» **TEXTAUSZUG**:
━━━━━━
Moerser SPD-Bundestagsabgeordneter fordert soziale Gerechtigkeit statt Migrationsdebatten

„Das Schlimmste, was man machen kann, ist es, die Brandmauer zur AfD einzureißen“, schlägt Jan Dieren, Bundestagsabgeordneter der SPD, in dieselbe Kerbe. Die Position der CDU infolge des Messerangriffs in Aschaffenburg am vergangenen Mittwoch, bei dem ein in psychiatrischer Behandlung befindlicher Mann aus Afghanistan eine Kindergartengruppe attackierte und dabei zwei Menschen tötete, schockiere ihn. Man hätte zum Beispiel darüber sprechen können, warum es nicht genügend psychologische Betreuungsangebote für Geflüchtete gebe, meint Dieren. „Stattdessen hat der CDU-Kanzlerkandidat sich dazu entschieden, eine Migrationsdebatte zu führen.“ Wie Merz eine Verschärfung der Migrationspolitik beantragen zu wollen, ohne bezüglich der Zustimmung nach rechts oder links zu schauen, gleiche einem „Ackergaul mit Scheuklappen“, so Dieren. Er habe Verständnis für die Wut der Menschen nach der Tat der Menschen, die politische Antwort darauf müsse aus seiner Sicht hingegen eine andere sein.
━━━━━━
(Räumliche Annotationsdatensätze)
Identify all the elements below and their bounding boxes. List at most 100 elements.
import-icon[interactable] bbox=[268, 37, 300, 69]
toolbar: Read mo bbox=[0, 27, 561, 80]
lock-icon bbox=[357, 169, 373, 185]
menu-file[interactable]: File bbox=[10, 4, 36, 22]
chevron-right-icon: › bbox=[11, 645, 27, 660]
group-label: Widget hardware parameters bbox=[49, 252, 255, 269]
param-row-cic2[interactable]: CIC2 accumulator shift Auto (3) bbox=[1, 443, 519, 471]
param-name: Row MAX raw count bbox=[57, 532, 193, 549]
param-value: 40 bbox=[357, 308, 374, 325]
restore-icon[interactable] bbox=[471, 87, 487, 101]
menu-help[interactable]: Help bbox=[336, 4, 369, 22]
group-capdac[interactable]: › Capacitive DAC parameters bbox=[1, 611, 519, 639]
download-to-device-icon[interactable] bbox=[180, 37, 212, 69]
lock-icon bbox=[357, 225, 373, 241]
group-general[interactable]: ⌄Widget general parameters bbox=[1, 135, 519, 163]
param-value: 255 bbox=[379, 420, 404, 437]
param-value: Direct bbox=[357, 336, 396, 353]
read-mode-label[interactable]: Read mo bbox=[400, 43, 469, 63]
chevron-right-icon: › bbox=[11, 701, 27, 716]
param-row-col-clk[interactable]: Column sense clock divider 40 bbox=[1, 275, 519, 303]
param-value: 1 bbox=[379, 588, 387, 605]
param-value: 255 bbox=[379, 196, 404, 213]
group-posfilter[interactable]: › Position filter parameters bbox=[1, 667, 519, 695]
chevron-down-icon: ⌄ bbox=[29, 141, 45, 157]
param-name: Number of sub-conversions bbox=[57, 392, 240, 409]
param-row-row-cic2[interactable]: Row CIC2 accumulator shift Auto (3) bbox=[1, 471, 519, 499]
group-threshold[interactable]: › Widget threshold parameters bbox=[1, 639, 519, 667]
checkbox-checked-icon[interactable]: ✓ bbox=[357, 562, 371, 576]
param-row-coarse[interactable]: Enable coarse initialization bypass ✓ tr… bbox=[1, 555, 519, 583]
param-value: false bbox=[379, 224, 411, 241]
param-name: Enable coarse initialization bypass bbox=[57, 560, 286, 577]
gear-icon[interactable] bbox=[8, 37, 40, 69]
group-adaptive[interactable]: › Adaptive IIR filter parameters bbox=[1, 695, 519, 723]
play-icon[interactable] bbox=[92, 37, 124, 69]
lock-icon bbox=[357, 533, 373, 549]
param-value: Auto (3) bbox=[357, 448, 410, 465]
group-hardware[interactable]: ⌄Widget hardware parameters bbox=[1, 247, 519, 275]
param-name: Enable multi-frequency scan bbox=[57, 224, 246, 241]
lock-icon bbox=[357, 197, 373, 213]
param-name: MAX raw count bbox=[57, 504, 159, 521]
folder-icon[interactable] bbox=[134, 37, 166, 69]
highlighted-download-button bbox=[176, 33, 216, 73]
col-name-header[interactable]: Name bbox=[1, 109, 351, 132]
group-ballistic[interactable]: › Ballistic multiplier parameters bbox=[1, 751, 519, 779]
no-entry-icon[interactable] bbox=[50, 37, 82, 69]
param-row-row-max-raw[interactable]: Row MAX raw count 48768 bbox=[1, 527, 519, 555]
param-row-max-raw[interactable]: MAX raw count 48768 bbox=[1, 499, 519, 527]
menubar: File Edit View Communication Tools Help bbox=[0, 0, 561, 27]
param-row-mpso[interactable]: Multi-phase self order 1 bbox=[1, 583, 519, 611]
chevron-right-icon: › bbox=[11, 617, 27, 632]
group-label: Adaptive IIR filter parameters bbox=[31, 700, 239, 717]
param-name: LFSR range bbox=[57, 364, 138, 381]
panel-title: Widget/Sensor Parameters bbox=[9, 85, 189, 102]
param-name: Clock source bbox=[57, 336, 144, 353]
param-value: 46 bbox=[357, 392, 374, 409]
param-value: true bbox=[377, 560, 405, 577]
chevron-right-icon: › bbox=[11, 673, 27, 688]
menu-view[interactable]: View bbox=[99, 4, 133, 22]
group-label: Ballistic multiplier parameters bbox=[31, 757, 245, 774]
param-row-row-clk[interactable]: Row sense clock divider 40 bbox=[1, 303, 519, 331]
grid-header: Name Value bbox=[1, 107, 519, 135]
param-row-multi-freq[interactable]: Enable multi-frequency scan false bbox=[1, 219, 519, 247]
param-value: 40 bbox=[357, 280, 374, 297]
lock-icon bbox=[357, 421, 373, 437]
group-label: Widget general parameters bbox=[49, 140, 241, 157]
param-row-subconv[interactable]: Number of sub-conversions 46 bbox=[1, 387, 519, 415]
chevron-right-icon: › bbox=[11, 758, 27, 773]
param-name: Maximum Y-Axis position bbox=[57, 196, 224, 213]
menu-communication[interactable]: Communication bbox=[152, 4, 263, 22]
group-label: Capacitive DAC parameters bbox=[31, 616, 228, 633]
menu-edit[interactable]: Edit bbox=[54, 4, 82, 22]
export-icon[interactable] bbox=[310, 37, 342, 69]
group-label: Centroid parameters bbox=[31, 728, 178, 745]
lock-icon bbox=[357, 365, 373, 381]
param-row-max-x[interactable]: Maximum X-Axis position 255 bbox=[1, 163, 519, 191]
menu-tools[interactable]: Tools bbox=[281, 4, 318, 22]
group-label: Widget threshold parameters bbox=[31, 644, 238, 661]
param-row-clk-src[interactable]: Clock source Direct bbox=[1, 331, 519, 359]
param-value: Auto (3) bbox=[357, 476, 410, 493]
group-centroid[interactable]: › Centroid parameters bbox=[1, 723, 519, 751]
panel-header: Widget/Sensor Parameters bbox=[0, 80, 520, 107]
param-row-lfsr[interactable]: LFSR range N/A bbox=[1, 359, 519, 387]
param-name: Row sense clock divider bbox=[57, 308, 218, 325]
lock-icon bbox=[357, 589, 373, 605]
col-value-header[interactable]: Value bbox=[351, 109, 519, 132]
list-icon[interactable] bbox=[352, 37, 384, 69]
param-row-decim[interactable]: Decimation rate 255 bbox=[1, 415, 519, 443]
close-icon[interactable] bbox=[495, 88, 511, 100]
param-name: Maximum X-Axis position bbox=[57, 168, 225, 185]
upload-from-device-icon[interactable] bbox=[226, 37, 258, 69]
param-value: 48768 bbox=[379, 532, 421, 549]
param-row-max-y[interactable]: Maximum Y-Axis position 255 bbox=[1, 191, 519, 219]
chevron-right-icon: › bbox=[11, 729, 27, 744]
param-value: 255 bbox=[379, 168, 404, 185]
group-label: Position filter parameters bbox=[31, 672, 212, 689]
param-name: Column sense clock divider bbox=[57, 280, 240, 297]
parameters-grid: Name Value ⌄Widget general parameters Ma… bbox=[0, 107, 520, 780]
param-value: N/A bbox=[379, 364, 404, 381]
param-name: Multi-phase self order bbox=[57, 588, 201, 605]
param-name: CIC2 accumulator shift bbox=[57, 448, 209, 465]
━━━━━━
» **AUFGABENSTELLUNG A**:
Nennen Sie sämtliche politischen Parteien, die im Textauszug erwähnt werden.
» **AUFGABENSTELLUNG B**:
Schreiben Sie die Zeilen der Auflistung ab, vom Anfang der Auflistung bis einschließlich der Zeile mit „chevron-right-icon: › bbox=[11, 701, 27, 716]“.
Der Textauszug und die Auflistung haben inhaltlich nichts miteinander zu tun.

» **LÖSUNG A**:
SPD, AfD, CDU

» **LÖSUNG B**:
Identify all the elements below and their bounding boxes. List at most 100 elements.
import-icon[interactable] bbox=[268, 37, 300, 69]
toolbar: Read mo bbox=[0, 27, 561, 80]
lock-icon bbox=[357, 169, 373, 185]
menu-file[interactable]: File bbox=[10, 4, 36, 22]
chevron-right-icon: › bbox=[11, 645, 27, 660]
group-label: Widget hardware parameters bbox=[49, 252, 255, 269]
param-row-cic2[interactable]: CIC2 accumulator shift Auto (3) bbox=[1, 443, 519, 471]
param-name: Row MAX raw count bbox=[57, 532, 193, 549]
param-value: 40 bbox=[357, 308, 374, 325]
restore-icon[interactable] bbox=[471, 87, 487, 101]
menu-help[interactable]: Help bbox=[336, 4, 369, 22]
group-capdac[interactable]: › Capacitive DAC parameters bbox=[1, 611, 519, 639]
download-to-device-icon[interactable] bbox=[180, 37, 212, 69]
lock-icon bbox=[357, 225, 373, 241]
group-general[interactable]: ⌄Widget general parameters bbox=[1, 135, 519, 163]
param-value: 255 bbox=[379, 420, 404, 437]
param-value: Direct bbox=[357, 336, 396, 353]
read-mode-label[interactable]: Read mo bbox=[400, 43, 469, 63]
chevron-right-icon: › bbox=[11, 701, 27, 716]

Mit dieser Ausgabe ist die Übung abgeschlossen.